◆ **What is asked**:
Copy out every record below exactly as written, but leave out any pictures.
-- Start Data provided --
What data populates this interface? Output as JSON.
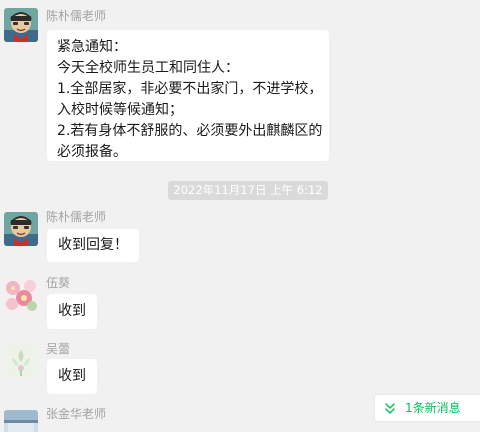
{
  "messages": [
    {
      "sender": "陈朴儒老师",
      "lines": [
        "紧急通知：",
        "今天全校师生员工和同住人：",
        "1.全部居家，非必要不出家门，不进学校，",
        "入校时候等候通知；",
        "2.若有身体不舒服的、必须要外出麒麟区的",
        "必须报备。"
      ]
    },
    {
      "sender": "陈朴儒老师",
      "text": "收到回复！"
    },
    {
      "sender": "伍葵",
      "text": "收到"
    },
    {
      "sender": "吴蕾",
      "text": "收到"
    },
    {
      "sender": "张金华老师"
    }
  ],
  "timestamp": "2022年11月17日 上午 6:12",
  "new_messages": {
    "label": "1条新消息",
    "icon": "double-chevron-down-icon",
    "color": "#07c160"
  },
  "colors": {
    "background": "#f1f1f1",
    "bubble": "#ffffff",
    "timestamp_bg": "#dadada",
    "sender_text": "#a3a3a3"
  }
}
-- End Data provided --
◆ **Written solution**:
What data populates this interface? Output as JSON.
{
  "messages": [
    {
      "sender": "陈朴儒老师",
      "lines": [
        "紧急通知：",
        "今天全校师生员工和同住人：",
        "1.全部居家，非必要不出家门，不进学校，",
        "入校时候等候通知；",
        "2.若有身体不舒服的、必须要外出麒麟区的",
        "必须报备。"
      ]
    },
    {
      "sender": "陈朴儒老师",
      "text": "收到回复！"
    },
    {
      "sender": "伍葵",
      "text": "收到"
    },
    {
      "sender": "吴蕾",
      "text": "收到"
    },
    {
      "sender": "张金华老师"
    }
  ],
  "timestamp": "2022年11月17日 上午 6:12",
  "new_messages": {
    "label": "1条新消息",
    "icon": "double-chevron-down-icon",
    "color": "#07c160"
  },
  "colors": {
    "background": "#f1f1f1",
    "bubble": "#ffffff",
    "timestamp_bg": "#dadada",
    "sender_text": "#a3a3a3"
  }
}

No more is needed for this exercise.